◆ Problem ◆
Write out each line beneath this one exactly as it reads.

◆ Available records ◆
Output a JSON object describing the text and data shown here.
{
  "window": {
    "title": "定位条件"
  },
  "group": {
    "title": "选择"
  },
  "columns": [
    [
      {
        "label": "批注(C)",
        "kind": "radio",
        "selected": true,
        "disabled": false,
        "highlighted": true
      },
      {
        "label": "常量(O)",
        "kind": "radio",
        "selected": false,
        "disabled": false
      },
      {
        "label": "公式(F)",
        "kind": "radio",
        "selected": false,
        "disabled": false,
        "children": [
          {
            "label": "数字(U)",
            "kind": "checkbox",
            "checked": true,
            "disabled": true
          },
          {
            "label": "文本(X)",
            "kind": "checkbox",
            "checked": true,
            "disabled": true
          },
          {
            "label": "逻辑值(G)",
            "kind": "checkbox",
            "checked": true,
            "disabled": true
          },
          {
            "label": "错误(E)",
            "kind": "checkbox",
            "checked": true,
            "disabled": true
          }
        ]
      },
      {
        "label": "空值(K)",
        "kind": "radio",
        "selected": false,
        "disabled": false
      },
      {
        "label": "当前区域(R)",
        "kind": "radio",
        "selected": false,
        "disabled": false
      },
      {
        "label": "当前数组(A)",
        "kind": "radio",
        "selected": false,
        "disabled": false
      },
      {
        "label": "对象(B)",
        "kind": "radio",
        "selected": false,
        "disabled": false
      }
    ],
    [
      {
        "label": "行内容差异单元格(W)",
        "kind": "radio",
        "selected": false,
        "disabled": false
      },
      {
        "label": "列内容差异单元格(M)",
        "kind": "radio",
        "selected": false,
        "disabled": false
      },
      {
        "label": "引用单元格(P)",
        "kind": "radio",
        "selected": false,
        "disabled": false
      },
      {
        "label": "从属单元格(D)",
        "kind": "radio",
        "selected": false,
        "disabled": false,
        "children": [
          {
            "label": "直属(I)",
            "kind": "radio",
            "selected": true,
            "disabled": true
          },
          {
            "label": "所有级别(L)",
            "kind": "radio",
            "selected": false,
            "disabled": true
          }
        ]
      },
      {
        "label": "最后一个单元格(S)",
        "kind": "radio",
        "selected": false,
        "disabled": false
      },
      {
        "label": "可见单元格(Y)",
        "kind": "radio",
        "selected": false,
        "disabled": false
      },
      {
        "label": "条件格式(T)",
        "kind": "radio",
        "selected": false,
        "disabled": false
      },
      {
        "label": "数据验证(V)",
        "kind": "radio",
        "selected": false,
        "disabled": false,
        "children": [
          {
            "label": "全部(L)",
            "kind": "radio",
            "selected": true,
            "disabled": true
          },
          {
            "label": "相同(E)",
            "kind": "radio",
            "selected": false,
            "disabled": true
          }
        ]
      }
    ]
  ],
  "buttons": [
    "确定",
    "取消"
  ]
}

◆ Complete answer ◆
Output a JSON object describing the text and data shown here.
{
  "window": {
    "title": "定位条件"
  },
  "group": {
    "title": "选择"
  },
  "columns": [
    [
      {
        "label": "批注(C)",
        "kind": "radio",
        "selected": true,
        "disabled": false,
        "highlighted": true
      },
      {
        "label": "常量(O)",
        "kind": "radio",
        "selected": false,
        "disabled": false
      },
      {
        "label": "公式(F)",
        "kind": "radio",
        "selected": false,
        "disabled": false,
        "children": [
          {
            "label": "数字(U)",
            "kind": "checkbox",
            "checked": true,
            "disabled": true
          },
          {
            "label": "文本(X)",
            "kind": "checkbox",
            "checked": true,
            "disabled": true
          },
          {
            "label": "逻辑值(G)",
            "kind": "checkbox",
            "checked": true,
            "disabled": true
          },
          {
            "label": "错误(E)",
            "kind": "checkbox",
            "checked": true,
            "disabled": true
          }
        ]
      },
      {
        "label": "空值(K)",
        "kind": "radio",
        "selected": false,
        "disabled": false
      },
      {
        "label": "当前区域(R)",
        "kind": "radio",
        "selected": false,
        "disabled": false
      },
      {
        "label": "当前数组(A)",
        "kind": "radio",
        "selected": false,
        "disabled": false
      },
      {
        "label": "对象(B)",
        "kind": "radio",
        "selected": false,
        "disabled": false
      }
    ],
    [
      {
        "label": "行内容差异单元格(W)",
        "kind": "radio",
        "selected": false,
        "disabled": false
      },
      {
        "label": "列内容差异单元格(M)",
        "kind": "radio",
        "selected": false,
        "disabled": false
      },
      {
        "label": "引用单元格(P)",
        "kind": "radio",
        "selected": false,
        "disabled": false
      },
      {
        "label": "从属单元格(D)",
        "kind": "radio",
        "selected": false,
        "disabled": false,
        "children": [
          {
            "label": "直属(I)",
            "kind": "radio",
            "selected": true,
            "disabled": true
          },
          {
            "label": "所有级别(L)",
            "kind": "radio",
            "selected": false,
            "disabled": true
          }
        ]
      },
      {
        "label": "最后一个单元格(S)",
        "kind": "radio",
        "selected": false,
        "disabled": false
      },
      {
        "label": "可见单元格(Y)",
        "kind": "radio",
        "selected": false,
        "disabled": false
      },
      {
        "label": "条件格式(T)",
        "kind": "radio",
        "selected": false,
        "disabled": false
      },
      {
        "label": "数据验证(V)",
        "kind": "radio",
        "selected": false,
        "disabled": false,
        "children": [
          {
            "label": "全部(L)",
            "kind": "radio",
            "selected": true,
            "disabled": true
          },
          {
            "label": "相同(E)",
            "kind": "radio",
            "selected": false,
            "disabled": true
          }
        ]
      }
    ]
  ],
  "buttons": [
    "确定",
    "取消"
  ]
}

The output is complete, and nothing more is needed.